::: Given information :::

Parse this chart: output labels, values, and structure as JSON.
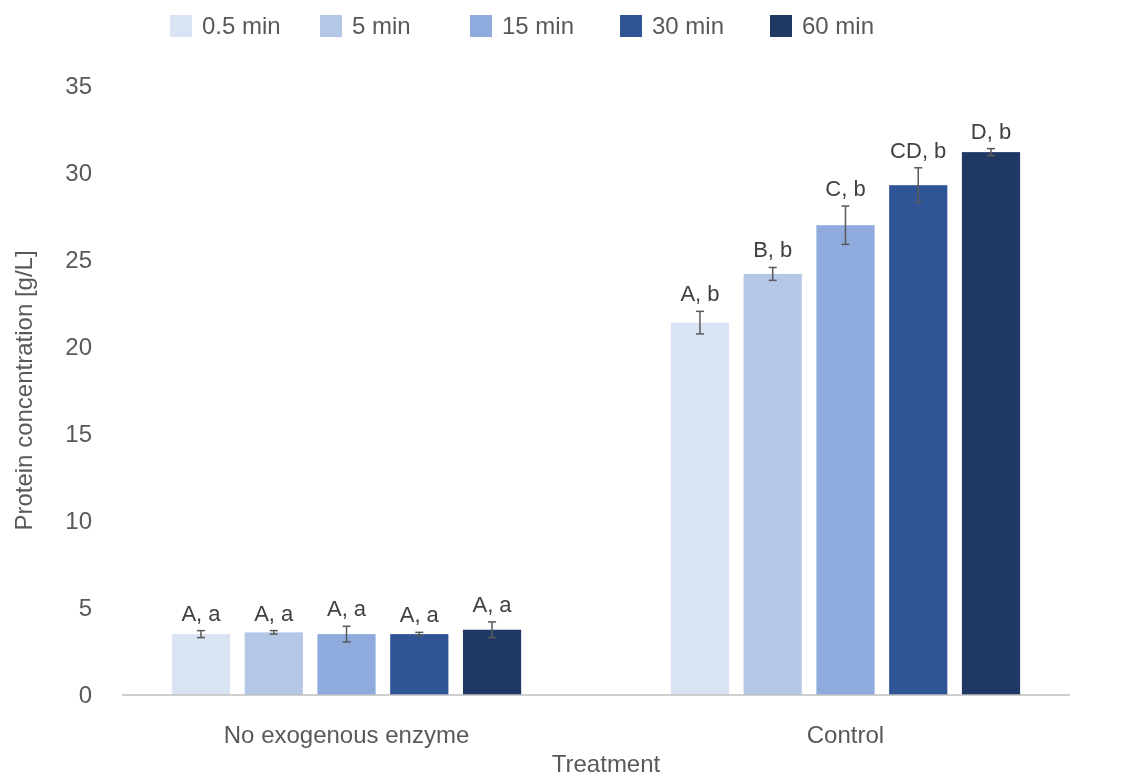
{
  "chart_data": {
    "type": "bar",
    "xlabel": "Treatment",
    "ylabel": "Protein concentration [g/L]",
    "categories": [
      "No exogenous enzyme",
      "Control"
    ],
    "ylim": [
      0,
      35
    ],
    "yticks": [
      0,
      5,
      10,
      15,
      20,
      25,
      30,
      35
    ],
    "grid": false,
    "legend": "top",
    "series": [
      {
        "name": "0.5 min",
        "color": "#dae3f3",
        "values": [
          3.5,
          21.4
        ],
        "errors": [
          0.2,
          0.65
        ],
        "value_labels": [
          "A, a",
          "A, b"
        ]
      },
      {
        "name": "5 min",
        "color": "#b4c7e7",
        "values": [
          3.6,
          24.2
        ],
        "errors": [
          0.1,
          0.37
        ],
        "value_labels": [
          "A, a",
          "B, b"
        ]
      },
      {
        "name": "15 min",
        "color": "#8faadc",
        "values": [
          3.5,
          27.0
        ],
        "errors": [
          0.45,
          1.1
        ],
        "value_labels": [
          "A, a",
          "C, b"
        ]
      },
      {
        "name": "30 min",
        "color": "#2f5597",
        "values": [
          3.5,
          29.3
        ],
        "errors": [
          0.1,
          1.0
        ],
        "value_labels": [
          "A, a",
          "CD, b"
        ]
      },
      {
        "name": "60 min",
        "color": "#203864",
        "values": [
          3.75,
          31.2
        ],
        "errors": [
          0.45,
          0.2
        ],
        "value_labels": [
          "A, a",
          "D, b"
        ]
      }
    ]
  }
}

:::

● What to produce: Pictures aside, retype all of the entries word for word.

● The answer:
Parse this chart: output labels, values, and structure as JSON.
{
  "chart_data": {
    "type": "bar",
    "xlabel": "Treatment",
    "ylabel": "Protein concentration [g/L]",
    "categories": [
      "No exogenous enzyme",
      "Control"
    ],
    "ylim": [
      0,
      35
    ],
    "yticks": [
      0,
      5,
      10,
      15,
      20,
      25,
      30,
      35
    ],
    "grid": false,
    "legend": "top",
    "series": [
      {
        "name": "0.5 min",
        "color": "#dae3f3",
        "values": [
          3.5,
          21.4
        ],
        "errors": [
          0.2,
          0.65
        ],
        "value_labels": [
          "A, a",
          "A, b"
        ]
      },
      {
        "name": "5 min",
        "color": "#b4c7e7",
        "values": [
          3.6,
          24.2
        ],
        "errors": [
          0.1,
          0.37
        ],
        "value_labels": [
          "A, a",
          "B, b"
        ]
      },
      {
        "name": "15 min",
        "color": "#8faadc",
        "values": [
          3.5,
          27.0
        ],
        "errors": [
          0.45,
          1.1
        ],
        "value_labels": [
          "A, a",
          "C, b"
        ]
      },
      {
        "name": "30 min",
        "color": "#2f5597",
        "values": [
          3.5,
          29.3
        ],
        "errors": [
          0.1,
          1.0
        ],
        "value_labels": [
          "A, a",
          "CD, b"
        ]
      },
      {
        "name": "60 min",
        "color": "#203864",
        "values": [
          3.75,
          31.2
        ],
        "errors": [
          0.45,
          0.2
        ],
        "value_labels": [
          "A, a",
          "D, b"
        ]
      }
    ]
  }
}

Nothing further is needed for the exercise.